## Given request
Copy every line of the records below unchanged, leaving out the pictures.

★ ★ ★ ★

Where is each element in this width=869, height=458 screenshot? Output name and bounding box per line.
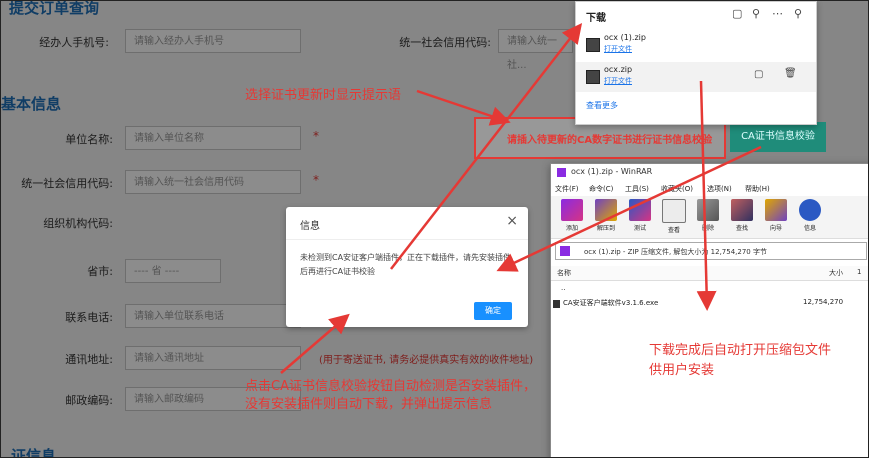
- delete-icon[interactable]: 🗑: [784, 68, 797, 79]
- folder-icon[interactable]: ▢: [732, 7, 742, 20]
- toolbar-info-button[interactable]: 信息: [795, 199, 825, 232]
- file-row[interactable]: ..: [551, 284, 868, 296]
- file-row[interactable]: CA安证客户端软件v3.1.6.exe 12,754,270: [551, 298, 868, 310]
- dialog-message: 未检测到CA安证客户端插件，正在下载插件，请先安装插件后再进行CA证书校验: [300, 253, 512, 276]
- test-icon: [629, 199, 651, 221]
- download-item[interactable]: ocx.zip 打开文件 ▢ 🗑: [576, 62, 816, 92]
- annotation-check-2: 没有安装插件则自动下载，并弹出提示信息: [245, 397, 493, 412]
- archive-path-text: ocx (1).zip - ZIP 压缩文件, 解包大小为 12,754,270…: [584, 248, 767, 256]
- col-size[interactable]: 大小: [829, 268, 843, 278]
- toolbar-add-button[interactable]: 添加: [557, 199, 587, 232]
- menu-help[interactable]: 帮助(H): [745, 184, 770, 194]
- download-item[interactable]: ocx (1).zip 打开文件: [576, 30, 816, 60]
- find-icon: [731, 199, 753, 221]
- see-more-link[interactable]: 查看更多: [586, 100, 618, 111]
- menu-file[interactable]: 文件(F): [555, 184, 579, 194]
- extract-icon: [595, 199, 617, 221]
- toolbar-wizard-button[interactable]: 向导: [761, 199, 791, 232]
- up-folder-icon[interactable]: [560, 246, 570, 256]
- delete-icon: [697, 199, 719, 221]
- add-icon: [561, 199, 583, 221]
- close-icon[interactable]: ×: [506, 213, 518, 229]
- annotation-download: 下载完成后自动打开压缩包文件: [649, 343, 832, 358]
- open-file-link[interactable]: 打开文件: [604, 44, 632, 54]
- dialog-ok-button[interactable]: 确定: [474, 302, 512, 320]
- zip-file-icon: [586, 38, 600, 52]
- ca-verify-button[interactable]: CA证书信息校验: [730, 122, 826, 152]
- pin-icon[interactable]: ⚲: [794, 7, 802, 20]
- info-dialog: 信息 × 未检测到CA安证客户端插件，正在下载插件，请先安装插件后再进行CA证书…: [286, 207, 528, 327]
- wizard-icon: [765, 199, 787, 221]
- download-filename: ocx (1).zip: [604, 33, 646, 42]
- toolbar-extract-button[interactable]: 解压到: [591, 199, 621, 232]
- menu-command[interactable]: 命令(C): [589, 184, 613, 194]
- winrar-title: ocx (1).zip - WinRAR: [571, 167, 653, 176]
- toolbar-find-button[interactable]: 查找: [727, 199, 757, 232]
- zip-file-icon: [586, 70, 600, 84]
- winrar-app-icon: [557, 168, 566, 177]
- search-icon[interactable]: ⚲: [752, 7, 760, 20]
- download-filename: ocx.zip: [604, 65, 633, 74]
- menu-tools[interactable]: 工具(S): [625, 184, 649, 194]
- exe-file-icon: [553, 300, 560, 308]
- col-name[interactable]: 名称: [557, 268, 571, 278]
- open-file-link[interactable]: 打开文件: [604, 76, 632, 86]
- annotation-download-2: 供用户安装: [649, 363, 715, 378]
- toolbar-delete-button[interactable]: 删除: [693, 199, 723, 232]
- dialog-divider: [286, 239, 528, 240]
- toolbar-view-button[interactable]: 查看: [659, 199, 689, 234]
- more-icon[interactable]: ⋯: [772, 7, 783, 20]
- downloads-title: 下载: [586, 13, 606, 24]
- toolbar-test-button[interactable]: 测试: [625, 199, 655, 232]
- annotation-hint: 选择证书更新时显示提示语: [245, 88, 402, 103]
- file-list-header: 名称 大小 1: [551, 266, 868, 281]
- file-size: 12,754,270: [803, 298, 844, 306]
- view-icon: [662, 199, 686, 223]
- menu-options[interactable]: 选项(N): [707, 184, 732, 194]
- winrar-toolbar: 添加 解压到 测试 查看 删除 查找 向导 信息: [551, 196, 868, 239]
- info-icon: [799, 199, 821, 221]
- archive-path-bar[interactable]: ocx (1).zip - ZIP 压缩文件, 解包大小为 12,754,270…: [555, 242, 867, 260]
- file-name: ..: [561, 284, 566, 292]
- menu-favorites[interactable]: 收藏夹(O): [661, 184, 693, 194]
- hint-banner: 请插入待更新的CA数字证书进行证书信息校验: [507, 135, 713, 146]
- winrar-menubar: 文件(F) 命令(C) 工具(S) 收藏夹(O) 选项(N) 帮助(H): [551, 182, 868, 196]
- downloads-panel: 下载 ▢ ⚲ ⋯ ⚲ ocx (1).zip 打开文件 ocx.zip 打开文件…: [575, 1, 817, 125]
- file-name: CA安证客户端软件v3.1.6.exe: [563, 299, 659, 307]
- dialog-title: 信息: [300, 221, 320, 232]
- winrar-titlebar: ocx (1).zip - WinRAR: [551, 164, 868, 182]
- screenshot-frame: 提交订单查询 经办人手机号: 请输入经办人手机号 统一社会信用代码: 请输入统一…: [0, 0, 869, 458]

★ ★ ★ ★

## Output for this exercise
Where is each element in this width=869, height=458 screenshot? Output name and bounding box per line.
- delete-icon[interactable]: 🗑: [784, 68, 797, 79]
- folder-icon[interactable]: ▢: [732, 7, 742, 20]
- toolbar-info-button[interactable]: 信息: [795, 199, 825, 232]
- file-row[interactable]: ..: [551, 284, 868, 296]
- file-row[interactable]: CA安证客户端软件v3.1.6.exe 12,754,270: [551, 298, 868, 310]
- dialog-message: 未检测到CA安证客户端插件，正在下载插件，请先安装插件后再进行CA证书校验: [300, 253, 512, 276]
- test-icon: [629, 199, 651, 221]
- download-item[interactable]: ocx.zip 打开文件 ▢ 🗑: [576, 62, 816, 92]
- annotation-check-2: 没有安装插件则自动下载，并弹出提示信息: [245, 397, 493, 412]
- archive-path-text: ocx (1).zip - ZIP 压缩文件, 解包大小为 12,754,270…: [584, 248, 767, 256]
- col-size[interactable]: 大小: [829, 268, 843, 278]
- toolbar-add-button[interactable]: 添加: [557, 199, 587, 232]
- menu-help[interactable]: 帮助(H): [745, 184, 770, 194]
- download-item[interactable]: ocx (1).zip 打开文件: [576, 30, 816, 60]
- find-icon: [731, 199, 753, 221]
- see-more-link[interactable]: 查看更多: [586, 100, 618, 111]
- menu-file[interactable]: 文件(F): [555, 184, 579, 194]
- extract-icon: [595, 199, 617, 221]
- toolbar-wizard-button[interactable]: 向导: [761, 199, 791, 232]
- up-folder-icon[interactable]: [560, 246, 570, 256]
- delete-icon: [697, 199, 719, 221]
- add-icon: [561, 199, 583, 221]
- close-icon[interactable]: ×: [506, 213, 518, 229]
- annotation-download: 下载完成后自动打开压缩包文件: [649, 343, 832, 358]
- open-file-link[interactable]: 打开文件: [604, 44, 632, 54]
- dialog-ok-button[interactable]: 确定: [474, 302, 512, 320]
- zip-file-icon: [586, 38, 600, 52]
- ca-verify-button[interactable]: CA证书信息校验: [730, 122, 826, 152]
- pin-icon[interactable]: ⚲: [794, 7, 802, 20]
- info-dialog: 信息 × 未检测到CA安证客户端插件，正在下载插件，请先安装插件后再进行CA证书…: [286, 207, 528, 327]
- wizard-icon: [765, 199, 787, 221]
- download-filename: ocx (1).zip: [604, 33, 646, 42]
- toolbar-extract-button[interactable]: 解压到: [591, 199, 621, 232]
- menu-command[interactable]: 命令(C): [589, 184, 613, 194]
- winrar-title: ocx (1).zip - WinRAR: [571, 167, 653, 176]
- toolbar-find-button[interactable]: 查找: [727, 199, 757, 232]
- zip-file-icon: [586, 70, 600, 84]
- winrar-app-icon: [557, 168, 566, 177]
- search-icon[interactable]: ⚲: [752, 7, 760, 20]
- download-filename: ocx.zip: [604, 65, 633, 74]
- menu-tools[interactable]: 工具(S): [625, 184, 649, 194]
- exe-file-icon: [553, 300, 560, 308]
- col-name[interactable]: 名称: [557, 268, 571, 278]
- open-file-link[interactable]: 打开文件: [604, 76, 632, 86]
- annotation-download-2: 供用户安装: [649, 363, 715, 378]
- toolbar-delete-button[interactable]: 删除: [693, 199, 723, 232]
- dialog-divider: [286, 239, 528, 240]
- toolbar-view-button[interactable]: 查看: [659, 199, 689, 234]
- more-icon[interactable]: ⋯: [772, 7, 783, 20]
- downloads-title: 下载: [586, 13, 606, 24]
- toolbar-test-button[interactable]: 测试: [625, 199, 655, 232]
- annotation-hint: 选择证书更新时显示提示语: [245, 88, 402, 103]
- file-list-header: 名称 大小 1: [551, 266, 868, 281]
- file-size: 12,754,270: [803, 298, 844, 306]
- view-icon: [662, 199, 686, 223]
- menu-options[interactable]: 选项(N): [707, 184, 732, 194]
- winrar-toolbar: 添加 解压到 测试 查看 删除 查找 向导 信息: [551, 196, 868, 239]
- info-icon: [799, 199, 821, 221]
- archive-path-bar[interactable]: ocx (1).zip - ZIP 压缩文件, 解包大小为 12,754,270…: [555, 242, 867, 260]
- file-name: ..: [561, 284, 566, 292]
- menu-favorites[interactable]: 收藏夹(O): [661, 184, 693, 194]
- hint-banner: 请插入待更新的CA数字证书进行证书信息校验: [507, 135, 713, 146]
- winrar-menubar: 文件(F) 命令(C) 工具(S) 收藏夹(O) 选项(N) 帮助(H): [551, 182, 868, 196]
- downloads-panel: 下载 ▢ ⚲ ⋯ ⚲ ocx (1).zip 打开文件 ocx.zip 打开文件…: [575, 1, 817, 125]
- file-name: CA安证客户端软件v3.1.6.exe: [563, 299, 659, 307]
- dialog-title: 信息: [300, 221, 320, 232]
- winrar-titlebar: ocx (1).zip - WinRAR: [551, 164, 868, 182]
- screenshot-frame: 提交订单查询 经办人手机号: 请输入经办人手机号 统一社会信用代码: 请输入统一…: [0, 0, 869, 458]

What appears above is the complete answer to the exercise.